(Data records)
[Begin]

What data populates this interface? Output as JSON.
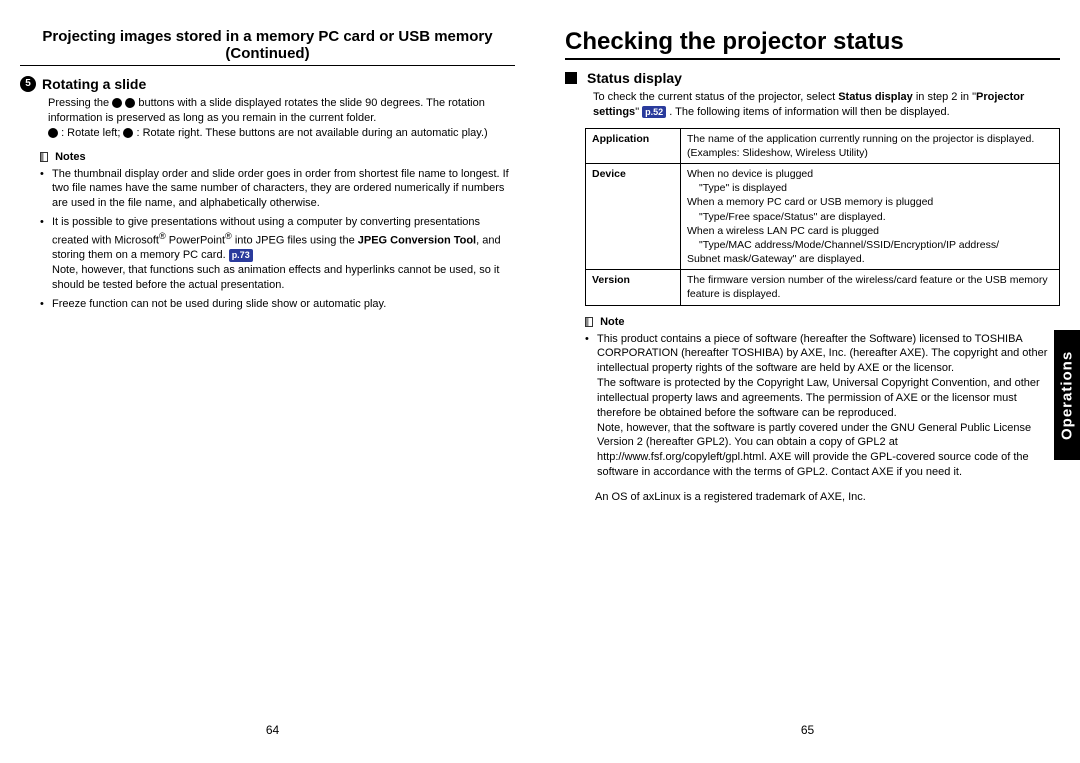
{
  "left": {
    "cont_title": "Projecting images stored in a memory PC card or USB memory (Continued)",
    "step_num": "5",
    "step_title": "Rotating a slide",
    "step_body_1": "Pressing the ",
    "step_body_2": " buttons with a slide displayed rotates the slide 90 degrees. The rotation information is preserved as long as you remain in the current folder.",
    "step_body_3": ": Rotate left; ",
    "step_body_4": ": Rotate right. These buttons are not available during an automatic play.)",
    "notes_label": "Notes",
    "notes": [
      "The thumbnail display order and slide order goes in order from shortest file name to longest. If two file names have the same number of characters, they are ordered numerically if numbers are used in the file name, and alphabetically otherwise.",
      "It is possible to give presentations without using a computer by converting presentations created with Microsoft® PowerPoint® into JPEG files using the JPEG Conversion Tool, and storing them on a memory PC card. p.73\nNote, however, that functions such as animation effects and hyperlinks cannot be used, so it should be tested before the actual presentation.",
      "Freeze function can not be used during slide show or automatic play."
    ],
    "pagenum": "64"
  },
  "right": {
    "title": "Checking the projector status",
    "sec_title": "Status display",
    "intro_1": "To check the current status of the projector, select ",
    "intro_bold": "Status display",
    "intro_2": " in step 2 in \"",
    "intro_bold2": "Projector settings",
    "intro_3": "\" ",
    "pgref": "p.52",
    "intro_4": " . The following items of information will then be displayed.",
    "table": {
      "r1k": "Application",
      "r1v": "The name of the application currently running on the projector is displayed.\n(Examples: Slideshow, Wireless Utility)",
      "r2k": "Device",
      "r2v_l1": "When no device is plugged",
      "r2v_l1b": "\"Type\" is displayed",
      "r2v_l2": "When a memory PC card or USB memory is plugged",
      "r2v_l2b": "\"Type/Free space/Status\" are displayed.",
      "r2v_l3": "When a wireless LAN PC card is plugged",
      "r2v_l3b": "\"Type/MAC address/Mode/Channel/SSID/Encryption/IP address/Subnet mask/Gateway\" are displayed.",
      "r3k": "Version",
      "r3v": "The firmware version number of the wireless/card feature or the USB memory feature is displayed."
    },
    "note_label": "Note",
    "note_body": "This product contains a piece of software (hereafter the Software) licensed to TOSHIBA CORPORATION (hereafter TOSHIBA) by AXE, Inc. (hereafter AXE). The copyright and other intellectual property rights of the software are held by AXE or the licensor.\nThe software is protected by the Copyright Law, Universal Copyright Convention, and other intellectual property laws and agreements. The permission of AXE or the licensor must therefore be obtained before the software can be reproduced.\nNote, however, that the software is partly covered under the GNU General Public License Version 2 (hereafter GPL2). You can obtain a copy of GPL2 at http://www.fsf.org/copyleft/gpl.html. AXE will provide the GPL-covered source code of the software in accordance with the terms of GPL2. Contact AXE if you need it.",
    "trademark": "An OS of axLinux is a registered trademark of AXE, Inc.",
    "sidetab": "Operations",
    "pagenum": "65"
  }
}
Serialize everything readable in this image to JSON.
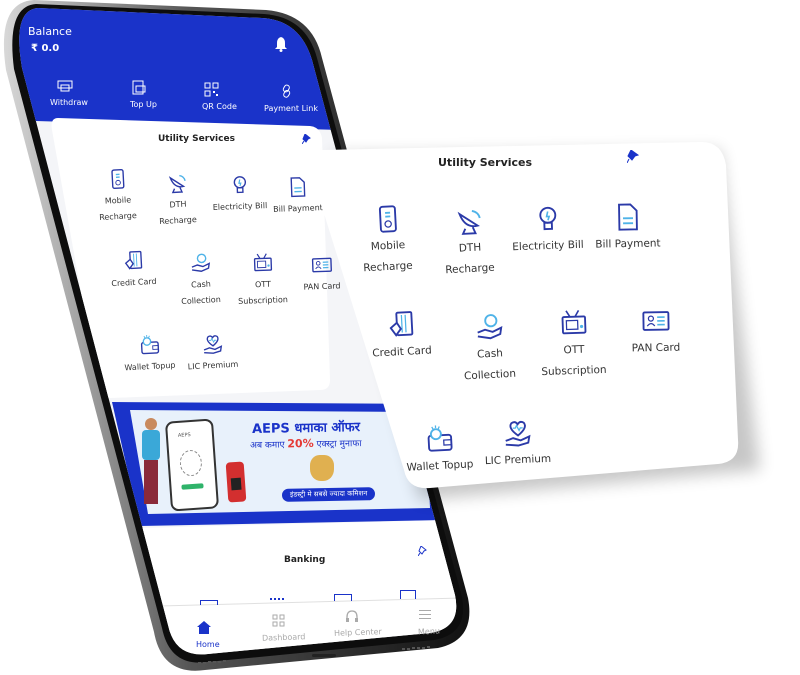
{
  "header": {
    "balance_label": "Balance",
    "balance_value": "₹ 0.0",
    "bell_icon": "bell-icon",
    "color": "#1a33c9"
  },
  "quick_actions": [
    {
      "label": "Withdraw",
      "icon": "atm-icon"
    },
    {
      "label": "Top Up",
      "icon": "topup-icon"
    },
    {
      "label": "QR Code",
      "icon": "qr-code-icon"
    },
    {
      "label": "Payment Link",
      "icon": "link-icon"
    }
  ],
  "utility_services": {
    "title": "Utility Services",
    "pin_icon": "pin-icon",
    "items": [
      {
        "label_1": "Mobile",
        "label_2": "Recharge",
        "icon": "mobile-recharge-icon"
      },
      {
        "label_1": "DTH",
        "label_2": "Recharge",
        "icon": "satellite-dish-icon"
      },
      {
        "label_1": "Electricity Bill",
        "label_2": "",
        "icon": "bulb-icon"
      },
      {
        "label_1": "Bill Payment",
        "label_2": "",
        "icon": "bill-icon"
      },
      {
        "label_1": "Credit Card",
        "label_2": "",
        "icon": "credit-card-icon"
      },
      {
        "label_1": "Cash",
        "label_2": "Collection",
        "icon": "cash-hand-icon"
      },
      {
        "label_1": "OTT",
        "label_2": "Subscription",
        "icon": "tv-icon"
      },
      {
        "label_1": "PAN Card",
        "label_2": "",
        "icon": "id-card-icon"
      },
      {
        "label_1": "Wallet Topup",
        "label_2": "",
        "icon": "wallet-icon"
      },
      {
        "label_1": "LIC Premium",
        "label_2": "",
        "icon": "heart-hand-icon"
      }
    ]
  },
  "banner": {
    "title": "AEPS धमाका ऑफर",
    "subtitle_pre": "अब कमाए ",
    "subtitle_highlight": "20%",
    "subtitle_post": " एक्स्ट्रा मुनाफा",
    "phone_label": "AEPS",
    "cta": "इंडस्ट्री मे सबसे ज्यादा कमिशन",
    "accent": "#e53935"
  },
  "banking": {
    "title": "Banking"
  },
  "bottom_nav": [
    {
      "label": "Home",
      "icon": "home-icon",
      "active": true
    },
    {
      "label": "Dashboard",
      "icon": "dashboard-icon",
      "active": false
    },
    {
      "label": "Help Center",
      "icon": "headset-icon",
      "active": false
    },
    {
      "label": "Menu",
      "icon": "menu-icon",
      "active": false
    }
  ]
}
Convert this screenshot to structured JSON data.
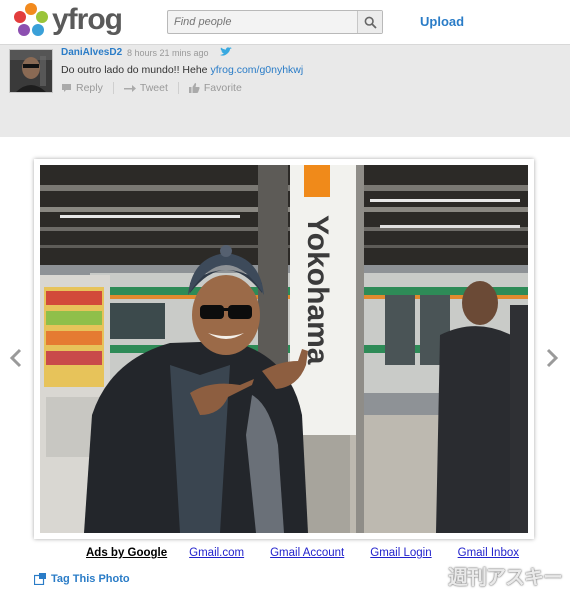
{
  "header": {
    "logo_text": "yfrog",
    "search_placeholder": "Find people",
    "upload_label": "Upload"
  },
  "tweet": {
    "username": "DaniAlvesD2",
    "timestamp": "8 hours 21 mins ago",
    "text": "Do outro lado do mundo!! Hehe",
    "link": "yfrog.com/g0nyhkwj",
    "actions": [
      "Reply",
      "Tweet",
      "Favorite"
    ]
  },
  "photo": {
    "sign_text": "Yokohama"
  },
  "ads": {
    "label": "Ads by Google",
    "links": [
      "Gmail.com",
      "Gmail Account",
      "Gmail Login",
      "Gmail Inbox"
    ]
  },
  "tag_photo_label": "Tag This Photo",
  "watermark": "週刊アスキー",
  "colors": {
    "accent": "#2a7cc7",
    "tweet_bg": "#e9e9e9",
    "ad_link": "#2222cc"
  }
}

[End]

Extract, from the listing above, every line where the string "during" occurs.

    "step_body_4": ": Rotate right. These buttons are not available during an automatic play.)",
      "Freeze function can not be used during slide show or automatic play."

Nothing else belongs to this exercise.